(Rows from a dataset)
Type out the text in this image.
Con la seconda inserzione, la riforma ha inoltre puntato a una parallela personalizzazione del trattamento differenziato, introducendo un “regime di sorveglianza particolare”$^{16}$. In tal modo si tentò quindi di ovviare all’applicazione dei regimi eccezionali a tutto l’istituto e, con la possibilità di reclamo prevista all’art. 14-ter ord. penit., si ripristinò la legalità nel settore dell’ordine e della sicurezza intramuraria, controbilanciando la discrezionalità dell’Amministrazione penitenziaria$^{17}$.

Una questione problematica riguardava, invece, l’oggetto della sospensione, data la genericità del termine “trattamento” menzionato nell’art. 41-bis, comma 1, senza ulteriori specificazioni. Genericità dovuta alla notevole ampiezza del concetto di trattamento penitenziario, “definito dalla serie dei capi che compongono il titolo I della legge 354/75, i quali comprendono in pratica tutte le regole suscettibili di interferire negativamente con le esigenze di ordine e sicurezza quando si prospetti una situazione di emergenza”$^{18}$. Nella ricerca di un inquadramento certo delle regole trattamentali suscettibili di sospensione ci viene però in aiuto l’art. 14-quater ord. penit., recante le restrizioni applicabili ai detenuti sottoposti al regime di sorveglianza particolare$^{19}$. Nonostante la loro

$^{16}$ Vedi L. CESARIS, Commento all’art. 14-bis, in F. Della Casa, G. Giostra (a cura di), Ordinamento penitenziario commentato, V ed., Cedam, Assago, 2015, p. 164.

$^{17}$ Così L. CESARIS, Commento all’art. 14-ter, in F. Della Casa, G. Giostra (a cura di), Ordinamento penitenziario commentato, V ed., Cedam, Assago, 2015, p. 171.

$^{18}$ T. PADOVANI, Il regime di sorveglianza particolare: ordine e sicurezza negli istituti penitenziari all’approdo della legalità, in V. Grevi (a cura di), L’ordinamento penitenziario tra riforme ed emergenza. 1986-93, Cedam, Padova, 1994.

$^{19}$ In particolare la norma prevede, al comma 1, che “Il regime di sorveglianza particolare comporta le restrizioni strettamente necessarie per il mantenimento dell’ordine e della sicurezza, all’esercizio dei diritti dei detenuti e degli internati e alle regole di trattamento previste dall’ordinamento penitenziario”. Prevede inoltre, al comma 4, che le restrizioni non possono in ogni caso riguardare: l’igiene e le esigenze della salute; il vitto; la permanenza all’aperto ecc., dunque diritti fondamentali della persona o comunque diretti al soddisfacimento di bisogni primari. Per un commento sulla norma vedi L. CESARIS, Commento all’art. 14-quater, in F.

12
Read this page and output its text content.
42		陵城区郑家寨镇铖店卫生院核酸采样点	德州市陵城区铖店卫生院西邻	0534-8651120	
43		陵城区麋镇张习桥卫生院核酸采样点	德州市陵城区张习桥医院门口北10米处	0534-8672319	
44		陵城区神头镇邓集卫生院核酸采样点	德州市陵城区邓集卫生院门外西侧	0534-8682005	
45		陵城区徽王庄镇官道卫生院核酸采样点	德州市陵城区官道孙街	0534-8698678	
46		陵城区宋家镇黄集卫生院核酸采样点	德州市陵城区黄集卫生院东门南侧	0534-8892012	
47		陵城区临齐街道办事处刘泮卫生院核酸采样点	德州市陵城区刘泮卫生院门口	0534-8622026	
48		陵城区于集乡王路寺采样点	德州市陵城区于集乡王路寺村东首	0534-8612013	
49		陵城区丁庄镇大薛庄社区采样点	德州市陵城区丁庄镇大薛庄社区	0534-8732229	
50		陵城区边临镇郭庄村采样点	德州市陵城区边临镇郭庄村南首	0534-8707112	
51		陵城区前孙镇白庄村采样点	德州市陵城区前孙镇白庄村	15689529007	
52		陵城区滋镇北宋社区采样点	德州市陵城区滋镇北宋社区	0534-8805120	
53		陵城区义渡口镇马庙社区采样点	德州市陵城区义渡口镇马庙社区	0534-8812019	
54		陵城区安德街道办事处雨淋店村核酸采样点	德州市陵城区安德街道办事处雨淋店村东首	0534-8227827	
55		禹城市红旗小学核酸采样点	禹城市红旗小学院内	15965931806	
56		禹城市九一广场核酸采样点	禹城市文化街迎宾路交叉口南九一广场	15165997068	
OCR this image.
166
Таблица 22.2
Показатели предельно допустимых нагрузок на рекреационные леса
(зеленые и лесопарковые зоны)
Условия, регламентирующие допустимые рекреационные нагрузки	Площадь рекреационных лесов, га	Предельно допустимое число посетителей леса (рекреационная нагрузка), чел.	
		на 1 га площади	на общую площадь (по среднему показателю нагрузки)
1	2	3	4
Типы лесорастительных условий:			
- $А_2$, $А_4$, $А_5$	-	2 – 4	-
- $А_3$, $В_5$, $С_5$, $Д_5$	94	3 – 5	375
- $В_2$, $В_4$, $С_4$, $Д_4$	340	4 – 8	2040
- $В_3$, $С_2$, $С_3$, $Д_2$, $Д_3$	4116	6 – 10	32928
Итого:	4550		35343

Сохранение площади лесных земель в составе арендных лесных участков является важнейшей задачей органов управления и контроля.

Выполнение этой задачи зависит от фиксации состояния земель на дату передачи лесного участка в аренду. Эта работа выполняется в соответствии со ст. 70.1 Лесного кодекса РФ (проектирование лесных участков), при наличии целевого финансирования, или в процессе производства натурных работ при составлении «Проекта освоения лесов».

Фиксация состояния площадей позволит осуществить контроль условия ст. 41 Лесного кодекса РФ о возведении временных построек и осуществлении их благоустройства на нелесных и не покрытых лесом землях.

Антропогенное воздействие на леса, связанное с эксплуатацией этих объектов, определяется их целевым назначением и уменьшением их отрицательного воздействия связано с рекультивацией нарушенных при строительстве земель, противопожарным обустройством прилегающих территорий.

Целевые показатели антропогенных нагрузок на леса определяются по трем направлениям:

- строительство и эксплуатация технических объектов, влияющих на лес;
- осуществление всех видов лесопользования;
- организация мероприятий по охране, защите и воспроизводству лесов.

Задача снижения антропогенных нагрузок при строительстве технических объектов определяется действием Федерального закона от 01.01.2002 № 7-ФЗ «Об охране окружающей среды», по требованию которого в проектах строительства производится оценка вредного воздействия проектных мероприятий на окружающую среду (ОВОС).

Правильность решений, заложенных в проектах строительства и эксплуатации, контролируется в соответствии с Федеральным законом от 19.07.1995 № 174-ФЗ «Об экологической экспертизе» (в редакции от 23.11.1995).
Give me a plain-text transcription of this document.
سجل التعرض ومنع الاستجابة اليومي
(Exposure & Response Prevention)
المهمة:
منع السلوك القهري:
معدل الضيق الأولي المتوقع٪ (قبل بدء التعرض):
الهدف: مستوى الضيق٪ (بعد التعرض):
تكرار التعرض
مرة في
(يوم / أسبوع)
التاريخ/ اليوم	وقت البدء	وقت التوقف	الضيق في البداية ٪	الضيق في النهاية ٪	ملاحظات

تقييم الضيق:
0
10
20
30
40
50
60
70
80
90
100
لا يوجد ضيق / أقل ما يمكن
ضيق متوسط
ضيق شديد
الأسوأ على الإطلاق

__TASK TO CARRY OUT__:
Transcribe all of the lines in the records precisely.

__WRITTEN REPLY__:
Type out the text in this image.
Con la seconda inserzione, la riforma ha inoltre puntato a una parallela personalizzazione del trattamento differenziato, introducendo un “regime di sorveglianza particolare”$^{16}$. In tal modo si tentò quindi di ovviare all’applicazione dei regimi eccezionali a tutto l’istituto e, con la possibilità di reclamo prevista all’art. 14-ter ord. penit., si ripristinò la legalità nel settore dell’ordine e della sicurezza intramuraria, controbilanciando la discrezionalità dell’Amministrazione penitenziaria$^{17}$.

Una questione problematica riguardava, invece, l’oggetto della sospensione, data la genericità del termine “trattamento” menzionato nell’art. 41-bis, comma 1, senza ulteriori specificazioni. Genericità dovuta alla notevole ampiezza del concetto di trattamento penitenziario, “definito dalla serie dei capi che compongono il titolo I della legge 354/75, i quali comprendono in pratica tutte le regole suscettibili di interferire negativamente con le esigenze di ordine e sicurezza quando si prospetti una situazione di emergenza”$^{18}$. Nella ricerca di un inquadramento certo delle regole trattamentali suscettibili di sospensione ci viene però in aiuto l’art. 14-quater ord. penit., recante le restrizioni applicabili ai detenuti sottoposti al regime di sorveglianza particolare$^{19}$. Nonostante la loro

$^{16}$ Vedi L. CESARIS, Commento all’art. 14-bis, in F. Della Casa, G. Giostra (a cura di), Ordinamento penitenziario commentato, V ed., Cedam, Assago, 2015, p. 164.

$^{17}$ Così L. CESARIS, Commento all’art. 14-ter, in F. Della Casa, G. Giostra (a cura di), Ordinamento penitenziario commentato, V ed., Cedam, Assago, 2015, p. 171.

$^{18}$ T. PADOVANI, Il regime di sorveglianza particolare: ordine e sicurezza negli istituti penitenziari all’approdo della legalità, in V. Grevi (a cura di), L’ordinamento penitenziario tra riforme ed emergenza. 1986-93, Cedam, Padova, 1994.

$^{19}$ In particolare la norma prevede, al comma 1, che “Il regime di sorveglianza particolare comporta le restrizioni strettamente necessarie per il mantenimento dell’ordine e della sicurezza, all’esercizio dei diritti dei detenuti e degli internati e alle regole di trattamento previste dall’ordinamento penitenziario”. Prevede inoltre, al comma 4, che le restrizioni non possono in ogni caso riguardare: l’igiene e le esigenze della salute; il vitto; la permanenza all’aperto ecc., dunque diritti fondamentali della persona o comunque diretti al soddisfacimento di bisogni primari. Per un commento sulla norma vedi L. CESARIS, Commento all’art. 14-quater, in F.

12
Read this page and output its text content.
42		陵城区郑家寨镇铖店卫生院核酸采样点	德州市陵城区铖店卫生院西邻	0534-8651120	
43		陵城区麋镇张习桥卫生院核酸采样点	德州市陵城区张习桥医院门口北10米处	0534-8672319	
44		陵城区神头镇邓集卫生院核酸采样点	德州市陵城区邓集卫生院门外西侧	0534-8682005	
45		陵城区徽王庄镇官道卫生院核酸采样点	德州市陵城区官道孙街	0534-8698678	
46		陵城区宋家镇黄集卫生院核酸采样点	德州市陵城区黄集卫生院东门南侧	0534-8892012	
47		陵城区临齐街道办事处刘泮卫生院核酸采样点	德州市陵城区刘泮卫生院门口	0534-8622026	
48		陵城区于集乡王路寺采样点	德州市陵城区于集乡王路寺村东首	0534-8612013	
49		陵城区丁庄镇大薛庄社区采样点	德州市陵城区丁庄镇大薛庄社区	0534-8732229	
50		陵城区边临镇郭庄村采样点	德州市陵城区边临镇郭庄村南首	0534-8707112	
51		陵城区前孙镇白庄村采样点	德州市陵城区前孙镇白庄村	15689529007	
52		陵城区滋镇北宋社区采样点	德州市陵城区滋镇北宋社区	0534-8805120	
53		陵城区义渡口镇马庙社区采样点	德州市陵城区义渡口镇马庙社区	0534-8812019	
54		陵城区安德街道办事处雨淋店村核酸采样点	德州市陵城区安德街道办事处雨淋店村东首	0534-8227827	
55		禹城市红旗小学核酸采样点	禹城市红旗小学院内	15965931806	
56		禹城市九一广场核酸采样点	禹城市文化街迎宾路交叉口南九一广场	15165997068	
OCR this image.
166
Таблица 22.2
Показатели предельно допустимых нагрузок на рекреационные леса
(зеленые и лесопарковые зоны)
Условия, регламентирующие допустимые рекреационные нагрузки	Площадь рекреационных лесов, га	Предельно допустимое число посетителей леса (рекреационная нагрузка), чел.	
		на 1 га площади	на общую площадь (по среднему показателю нагрузки)
1	2	3	4
Типы лесорастительных условий:			
- $А_2$, $А_4$, $А_5$	-	2 – 4	-
- $А_3$, $В_5$, $С_5$, $Д_5$	94	3 – 5	375
- $В_2$, $В_4$, $С_4$, $Д_4$	340	4 – 8	2040
- $В_3$, $С_2$, $С_3$, $Д_2$, $Д_3$	4116	6 – 10	32928
Итого:	4550		35343

Сохранение площади лесных земель в составе арендных лесных участков является важнейшей задачей органов управления и контроля.

Выполнение этой задачи зависит от фиксации состояния земель на дату передачи лесного участка в аренду. Эта работа выполняется в соответствии со ст. 70.1 Лесного кодекса РФ (проектирование лесных участков), при наличии целевого финансирования, или в процессе производства натурных работ при составлении «Проекта освоения лесов».

Фиксация состояния площадей позволит осуществить контроль условия ст. 41 Лесного кодекса РФ о возведении временных построек и осуществлении их благоустройства на нелесных и не покрытых лесом землях.

Антропогенное воздействие на леса, связанное с эксплуатацией этих объектов, определяется их целевым назначением и уменьшением их отрицательного воздействия связано с рекультивацией нарушенных при строительстве земель, противопожарным обустройством прилегающих территорий.

Целевые показатели антропогенных нагрузок на леса определяются по трем направлениям:

- строительство и эксплуатация технических объектов, влияющих на лес;
- осуществление всех видов лесопользования;
- организация мероприятий по охране, защите и воспроизводству лесов.

Задача снижения антропогенных нагрузок при строительстве технических объектов определяется действием Федерального закона от 01.01.2002 № 7-ФЗ «Об охране окружающей среды», по требованию которого в проектах строительства производится оценка вредного воздействия проектных мероприятий на окружающую среду (ОВОС).

Правильность решений, заложенных в проектах строительства и эксплуатации, контролируется в соответствии с Федеральным законом от 19.07.1995 № 174-ФЗ «Об экологической экспертизе» (в редакции от 23.11.1995).
Give me a plain-text transcription of this document.
سجل التعرض ومنع الاستجابة اليومي
(Exposure & Response Prevention)
المهمة:
منع السلوك القهري:
معدل الضيق الأولي المتوقع٪ (قبل بدء التعرض):
الهدف: مستوى الضيق٪ (بعد التعرض):
تكرار التعرض
مرة في
(يوم / أسبوع)
التاريخ/ اليوم	وقت البدء	وقت التوقف	الضيق في البداية ٪	الضيق في النهاية ٪	ملاحظات

تقييم الضيق:
0
10
20
30
40
50
60
70
80
90
100
لا يوجد ضيق / أقل ما يمكن
ضيق متوسط
ضيق شديد
الأسوأ على الإطلاق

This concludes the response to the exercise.